======== Data supplied ========

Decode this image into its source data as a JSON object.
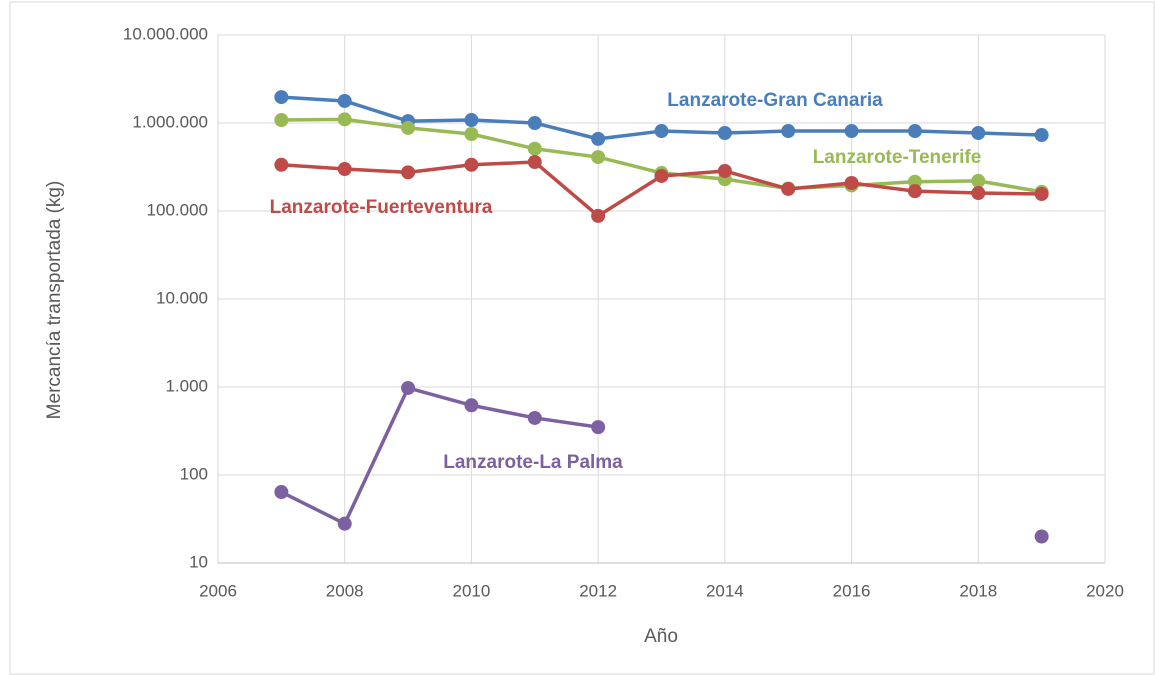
{
  "chart_data": {
    "type": "line",
    "x_label": "Año",
    "y_label": "Mercancía transportada (kg)",
    "x": [
      2007,
      2008,
      2009,
      2010,
      2011,
      2012,
      2013,
      2014,
      2015,
      2016,
      2017,
      2018,
      2019
    ],
    "series": [
      {
        "name": "Lanzarote-Gran Canaria",
        "color": "#4a7ebb",
        "values": [
          1970000,
          1780000,
          1050000,
          1080000,
          1000000,
          660000,
          810000,
          770000,
          810000,
          810000,
          810000,
          770000,
          730000
        ]
      },
      {
        "name": "Lanzarote-Tenerife",
        "color": "#98b954",
        "values": [
          1080000,
          1100000,
          880000,
          750000,
          510000,
          410000,
          270000,
          230000,
          180000,
          195000,
          215000,
          220000,
          165000
        ]
      },
      {
        "name": "Lanzarote-Fuerteventura",
        "color": "#be4b48",
        "values": [
          335000,
          300000,
          275000,
          335000,
          360000,
          88000,
          250000,
          285000,
          178000,
          208000,
          168000,
          160000,
          156000
        ]
      },
      {
        "name": "Lanzarote-La Palma",
        "color": "#7d60a0",
        "values": [
          64,
          28,
          975,
          620,
          445,
          350,
          null,
          null,
          null,
          null,
          null,
          null,
          20
        ]
      }
    ],
    "xlim": [
      2006,
      2020
    ],
    "xticks": [
      2006,
      2008,
      2010,
      2012,
      2014,
      2016,
      2018,
      2020
    ],
    "ylim": [
      10,
      10000000
    ],
    "log_y": true,
    "yticks": [
      10,
      100,
      {
        "value": 1000,
        "label": "1.000"
      },
      {
        "value": 10000,
        "label": "10.000"
      },
      {
        "value": 100000,
        "label": "100.000"
      },
      {
        "value": 1000000,
        "label": "1.000.000"
      },
      {
        "value": 10000000,
        "label": "10.000.000"
      }
    ],
    "grid": true
  }
}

========

From the listing above, collect each line in which the string "color" appears.

> _Written answer_:
        "color": "#4a7ebb",
        "color": "#98b954",
        "color": "#be4b48",
        "color": "#7d60a0",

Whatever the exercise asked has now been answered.